Task
Quote the listing below in full and exactly as written, but omit every picture.
------------------------------------------------
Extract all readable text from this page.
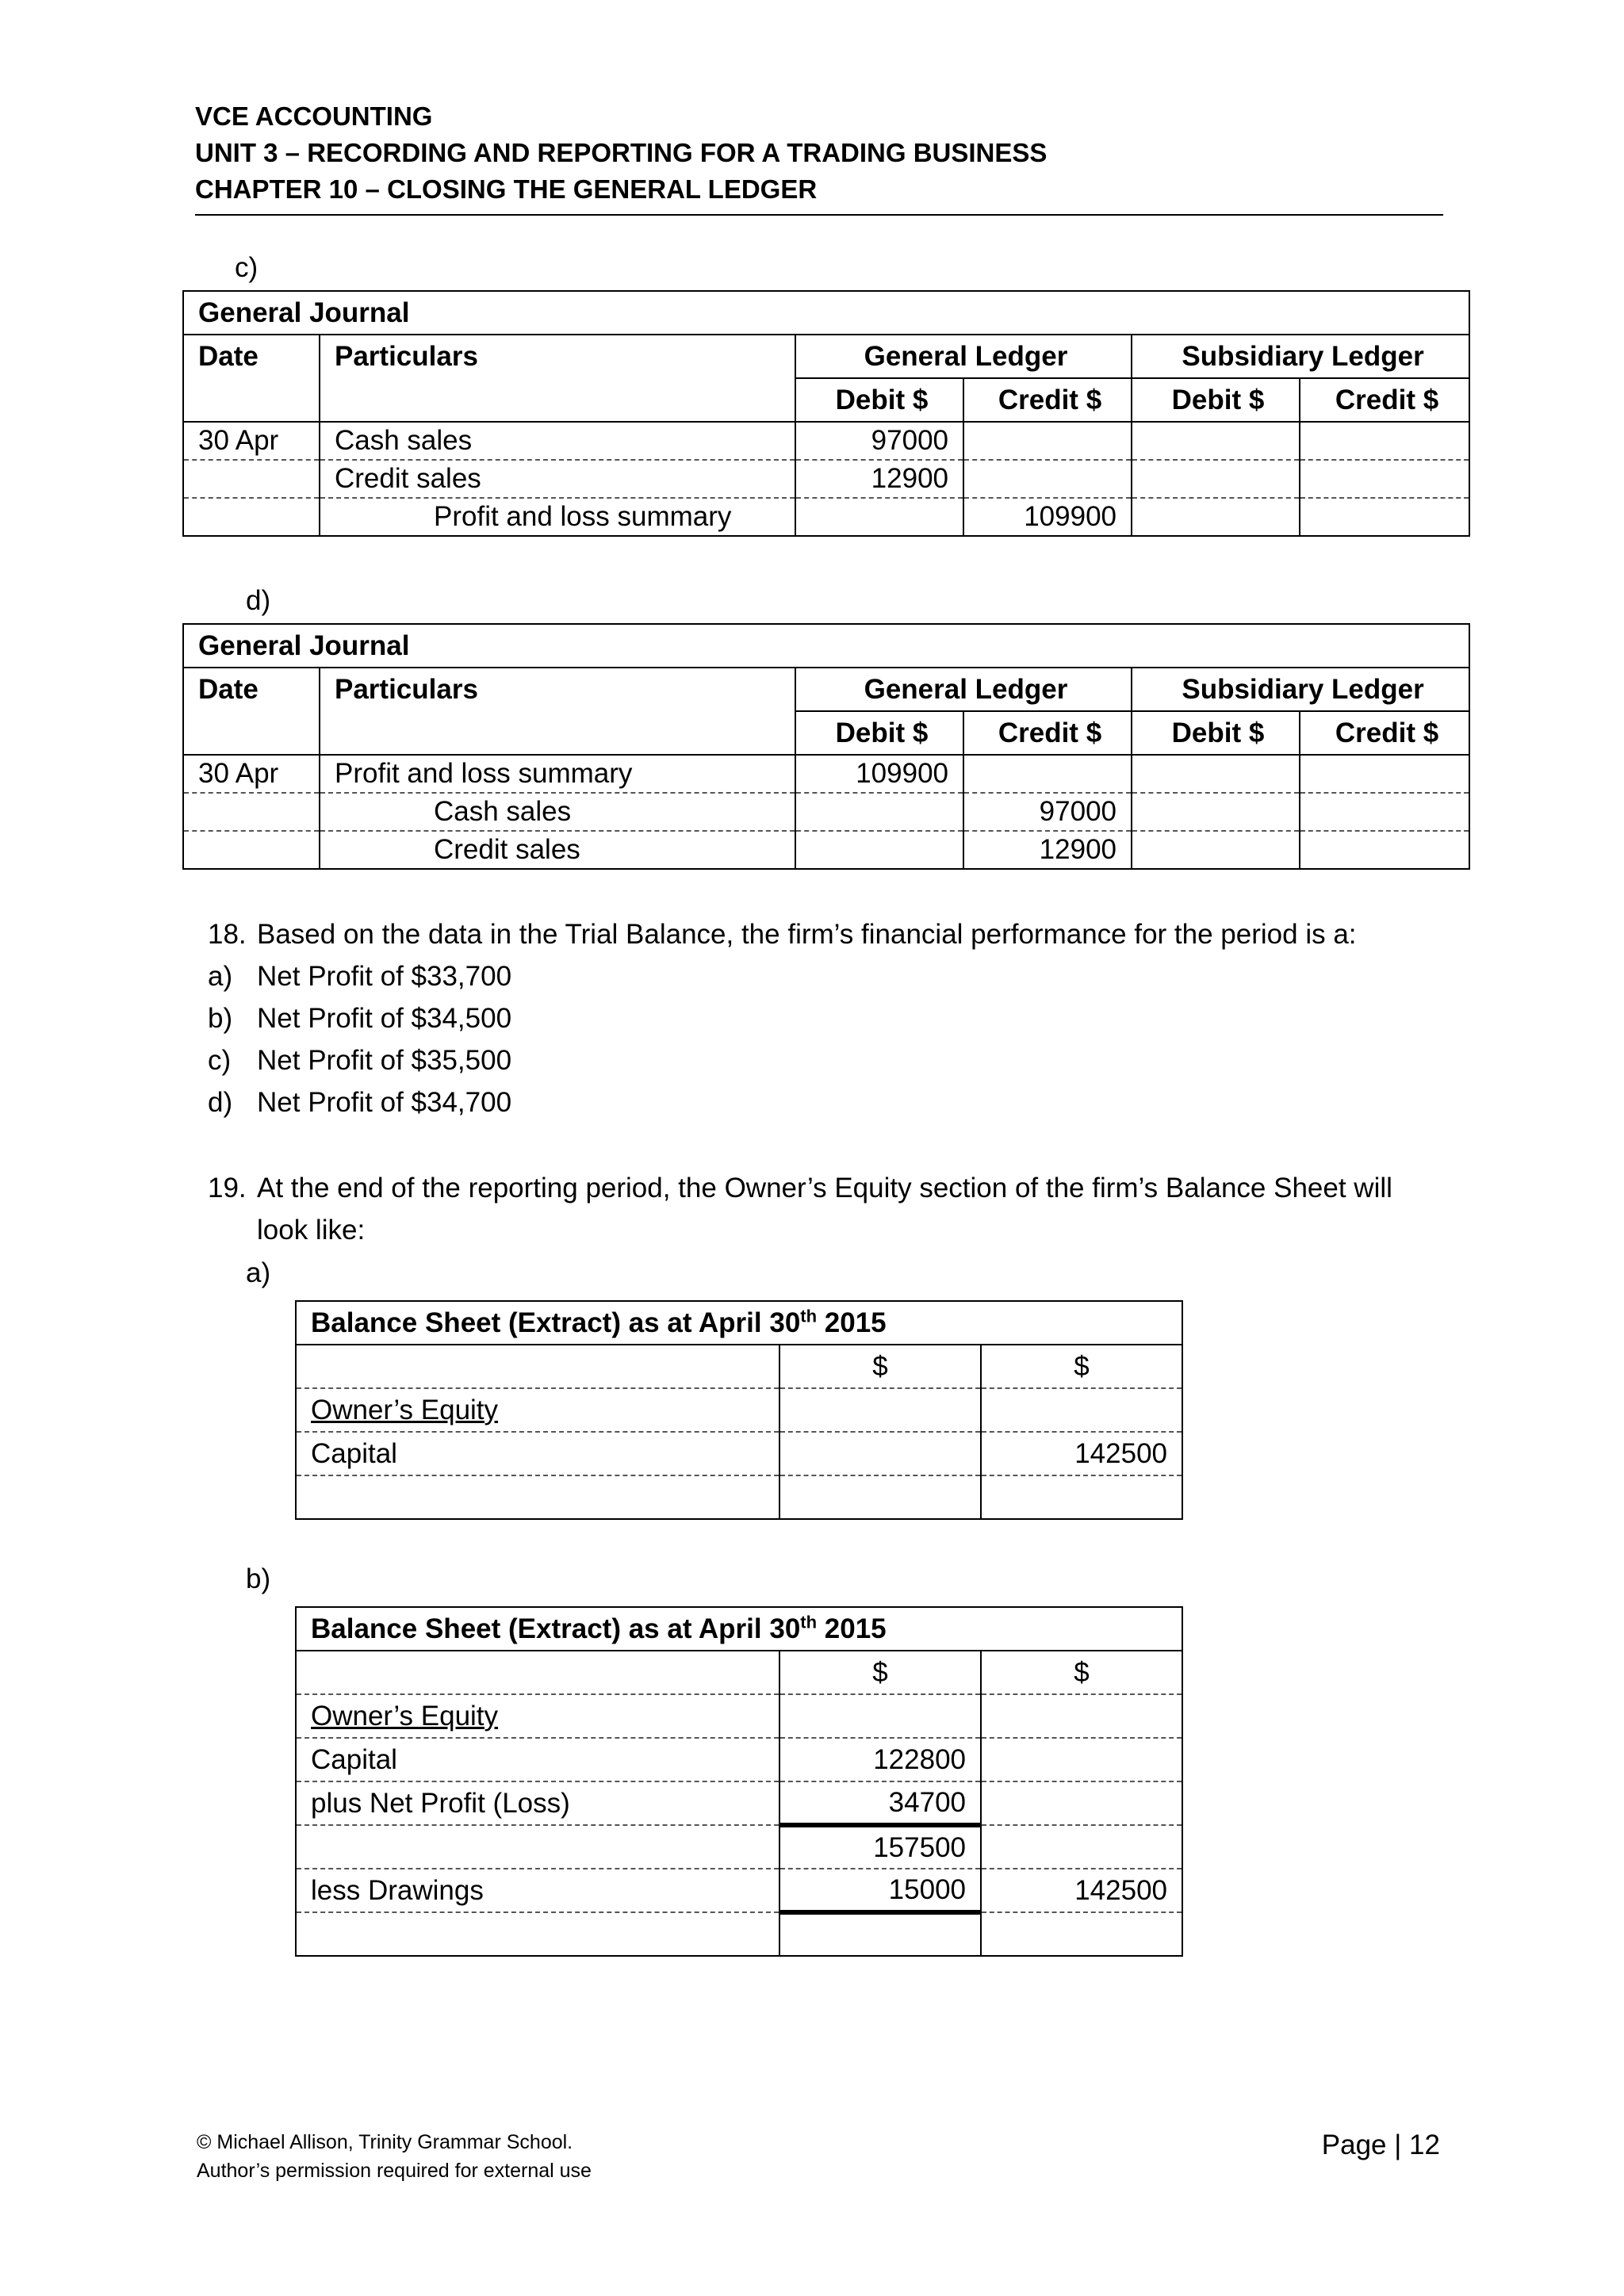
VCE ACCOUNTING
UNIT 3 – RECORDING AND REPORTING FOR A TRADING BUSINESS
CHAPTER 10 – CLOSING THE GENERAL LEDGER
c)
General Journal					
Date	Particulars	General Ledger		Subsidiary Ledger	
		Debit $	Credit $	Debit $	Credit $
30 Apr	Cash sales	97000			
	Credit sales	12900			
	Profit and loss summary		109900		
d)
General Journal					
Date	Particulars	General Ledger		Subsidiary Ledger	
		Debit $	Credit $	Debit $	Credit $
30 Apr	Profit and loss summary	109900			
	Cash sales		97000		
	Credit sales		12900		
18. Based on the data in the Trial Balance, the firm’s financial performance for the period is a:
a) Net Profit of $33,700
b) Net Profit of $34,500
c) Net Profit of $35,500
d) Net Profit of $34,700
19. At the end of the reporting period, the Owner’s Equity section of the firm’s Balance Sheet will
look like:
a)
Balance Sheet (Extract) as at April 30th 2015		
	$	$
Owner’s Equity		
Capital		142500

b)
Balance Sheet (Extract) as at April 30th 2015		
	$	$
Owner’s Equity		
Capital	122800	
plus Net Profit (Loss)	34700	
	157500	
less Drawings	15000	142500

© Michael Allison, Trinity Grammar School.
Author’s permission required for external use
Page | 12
------------------------------------------------
Solution below
Extract all readable text from this page.
VCE ACCOUNTING
UNIT 3 – RECORDING AND REPORTING FOR A TRADING BUSINESS
CHAPTER 10 – CLOSING THE GENERAL LEDGER
c)
General Journal					
Date	Particulars	General Ledger		Subsidiary Ledger	
		Debit $	Credit $	Debit $	Credit $
30 Apr	Cash sales	97000			
	Credit sales	12900			
	Profit and loss summary		109900		
d)
General Journal					
Date	Particulars	General Ledger		Subsidiary Ledger	
		Debit $	Credit $	Debit $	Credit $
30 Apr	Profit and loss summary	109900			
	Cash sales		97000		
	Credit sales		12900		
18. Based on the data in the Trial Balance, the firm’s financial performance for the period is a:
a) Net Profit of $33,700
b) Net Profit of $34,500
c) Net Profit of $35,500
d) Net Profit of $34,700
19. At the end of the reporting period, the Owner’s Equity section of the firm’s Balance Sheet will
look like:
a)
Balance Sheet (Extract) as at April 30th 2015		
	$	$
Owner’s Equity		
Capital		142500

b)
Balance Sheet (Extract) as at April 30th 2015		
	$	$
Owner’s Equity		
Capital	122800	
plus Net Profit (Loss)	34700	
	157500	
less Drawings	15000	142500

© Michael Allison, Trinity Grammar School.
Author’s permission required for external use
Page | 12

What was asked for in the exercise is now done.